Data tied to figure images
____________
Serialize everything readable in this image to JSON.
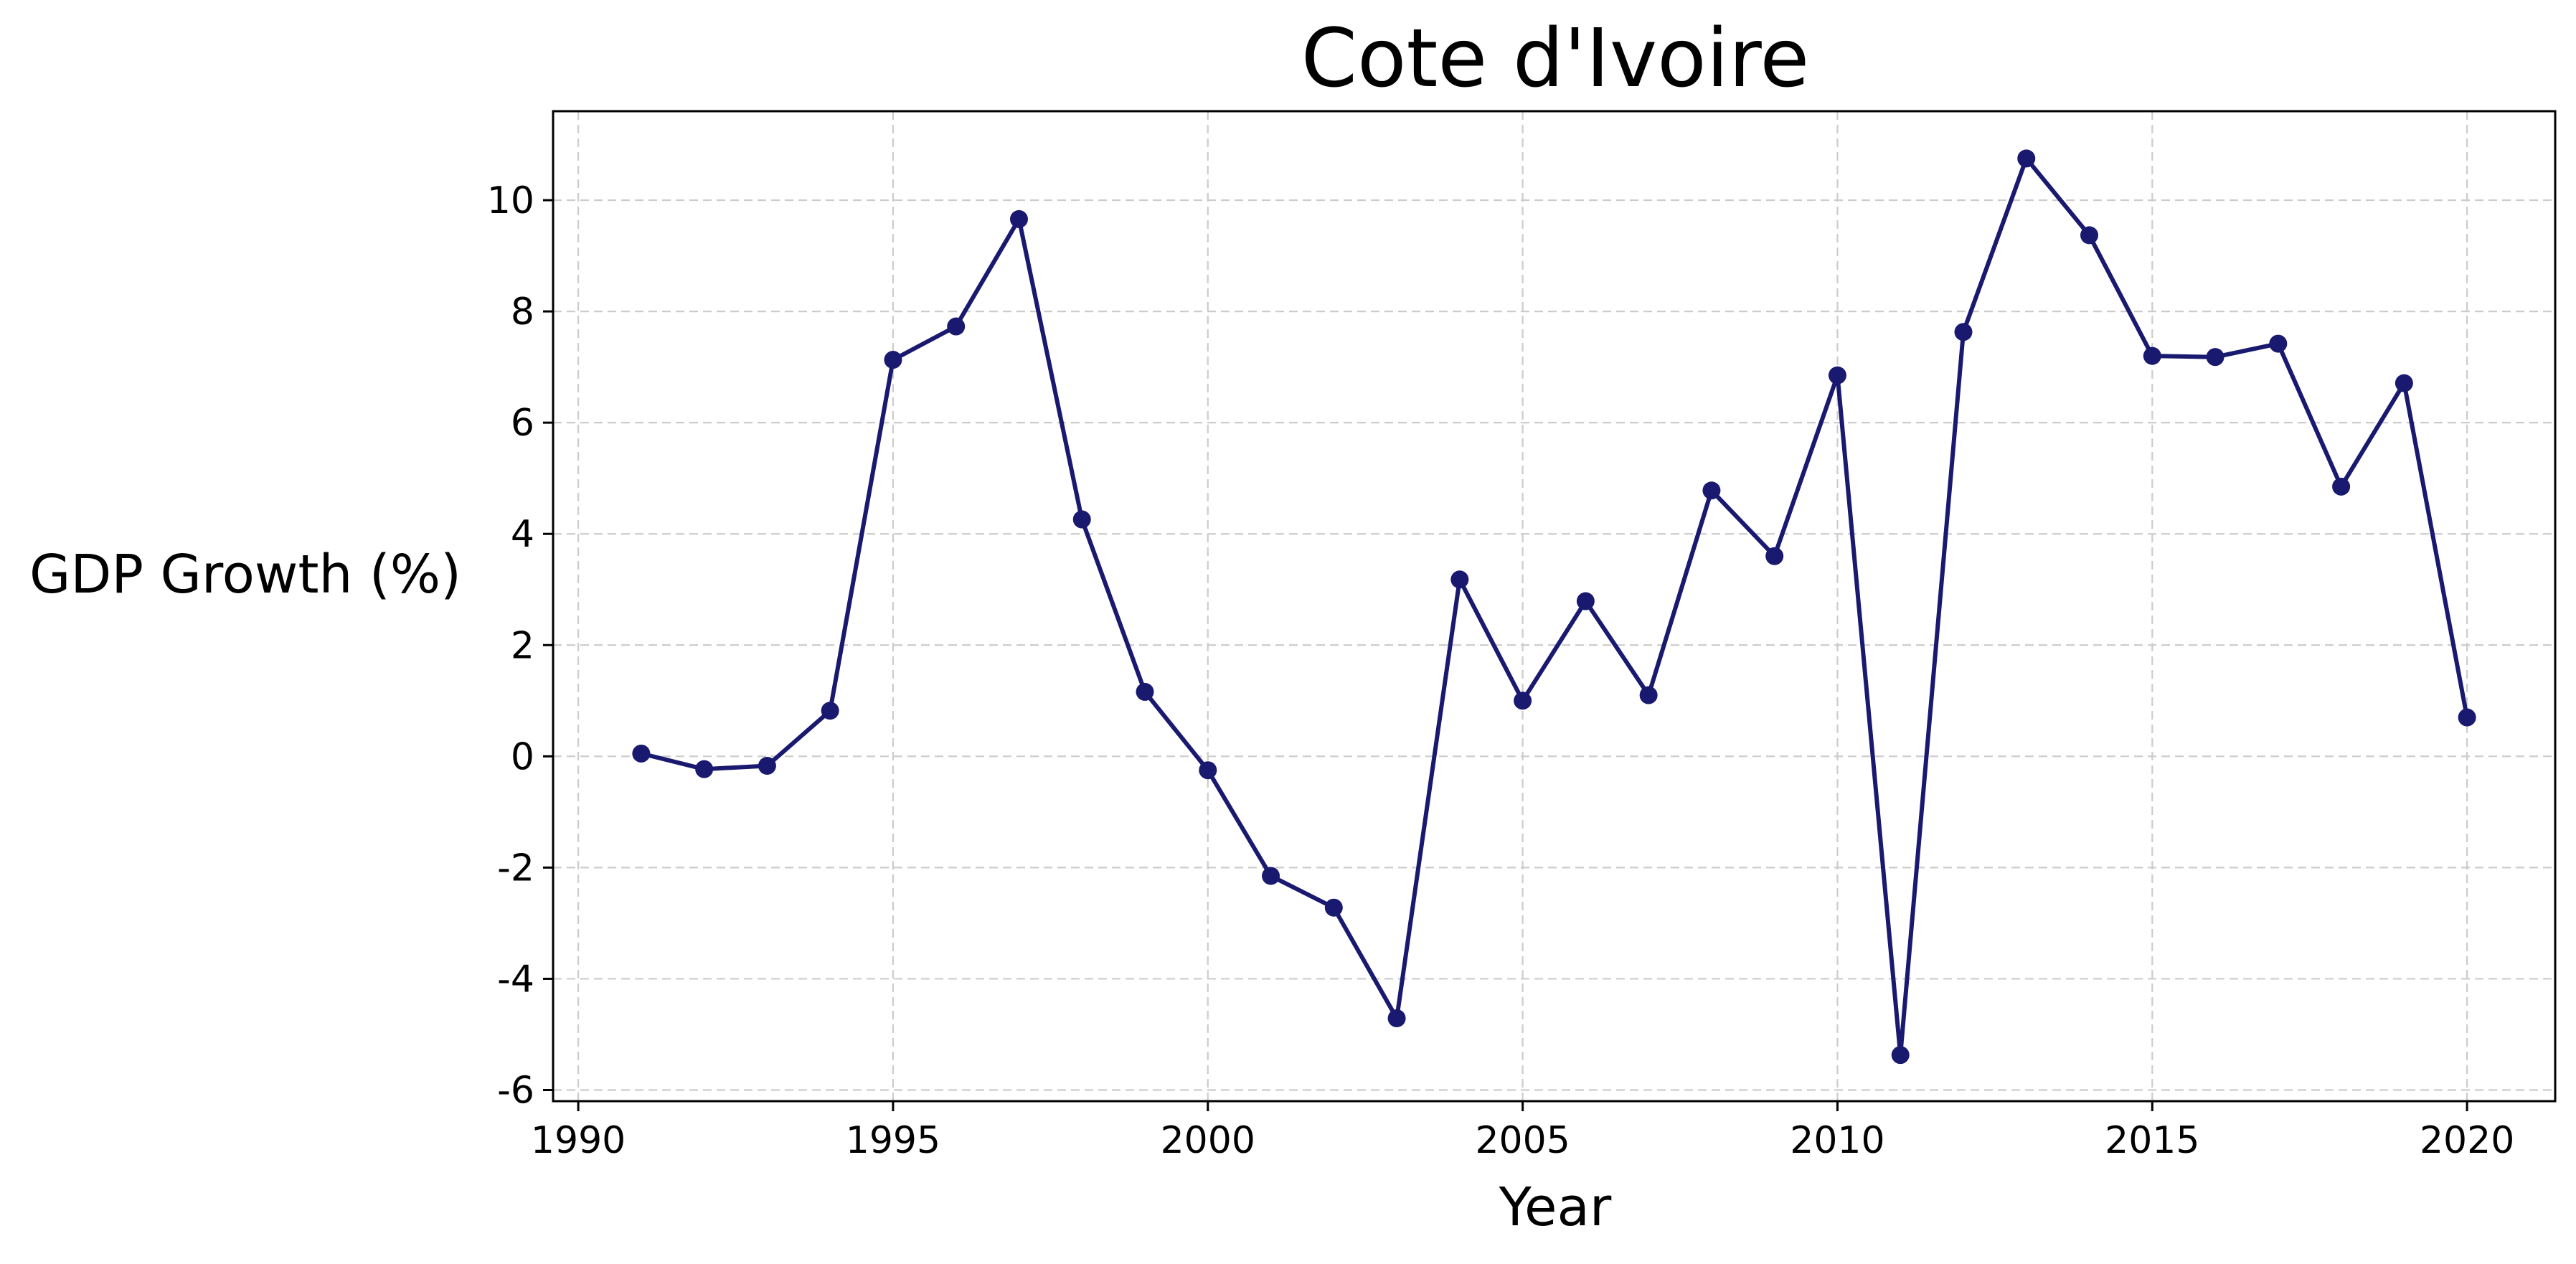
{
  "chart_data": {
    "type": "line",
    "title": "Cote d'Ivoire",
    "xlabel": "Year",
    "ylabel": "GDP Growth (%)",
    "xlim": [
      1989.6,
      2021.4
    ],
    "ylim": [
      -6.2,
      11.6
    ],
    "xticks": [
      1990,
      1995,
      2000,
      2005,
      2010,
      2015,
      2020
    ],
    "yticks": [
      -6,
      -4,
      -2,
      0,
      2,
      4,
      6,
      8,
      10
    ],
    "grid": true,
    "legend": "none",
    "color": "#191970",
    "series": [
      {
        "x": [
          1991,
          1992,
          1993,
          1994,
          1995,
          1996,
          1997,
          1998,
          1999,
          2000,
          2001,
          2002,
          2003,
          2004,
          2005,
          2006,
          2007,
          2008,
          2009,
          2010,
          2011,
          2012,
          2013,
          2014,
          2015,
          2016,
          2017,
          2018,
          2019,
          2020
        ],
        "values": [
          0.05,
          -0.23,
          -0.17,
          0.82,
          7.13,
          7.73,
          9.66,
          4.26,
          1.16,
          -0.25,
          -2.15,
          -2.72,
          -4.71,
          3.18,
          1.0,
          2.79,
          1.1,
          4.78,
          3.6,
          6.85,
          -5.37,
          7.63,
          10.75,
          9.37,
          7.2,
          7.18,
          7.42,
          4.85,
          6.71,
          0.7
        ]
      }
    ]
  }
}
____________
The request:
Restate the whole listing above exactly, please, omitting every image.

Correct output:
Serialize everything readable in this image to JSON.
{
  "chart_data": {
    "type": "line",
    "title": "Cote d'Ivoire",
    "xlabel": "Year",
    "ylabel": "GDP Growth (%)",
    "xlim": [
      1989.6,
      2021.4
    ],
    "ylim": [
      -6.2,
      11.6
    ],
    "xticks": [
      1990,
      1995,
      2000,
      2005,
      2010,
      2015,
      2020
    ],
    "yticks": [
      -6,
      -4,
      -2,
      0,
      2,
      4,
      6,
      8,
      10
    ],
    "grid": true,
    "legend": "none",
    "color": "#191970",
    "series": [
      {
        "x": [
          1991,
          1992,
          1993,
          1994,
          1995,
          1996,
          1997,
          1998,
          1999,
          2000,
          2001,
          2002,
          2003,
          2004,
          2005,
          2006,
          2007,
          2008,
          2009,
          2010,
          2011,
          2012,
          2013,
          2014,
          2015,
          2016,
          2017,
          2018,
          2019,
          2020
        ],
        "values": [
          0.05,
          -0.23,
          -0.17,
          0.82,
          7.13,
          7.73,
          9.66,
          4.26,
          1.16,
          -0.25,
          -2.15,
          -2.72,
          -4.71,
          3.18,
          1.0,
          2.79,
          1.1,
          4.78,
          3.6,
          6.85,
          -5.37,
          7.63,
          10.75,
          9.37,
          7.2,
          7.18,
          7.42,
          4.85,
          6.71,
          0.7
        ]
      }
    ]
  }
}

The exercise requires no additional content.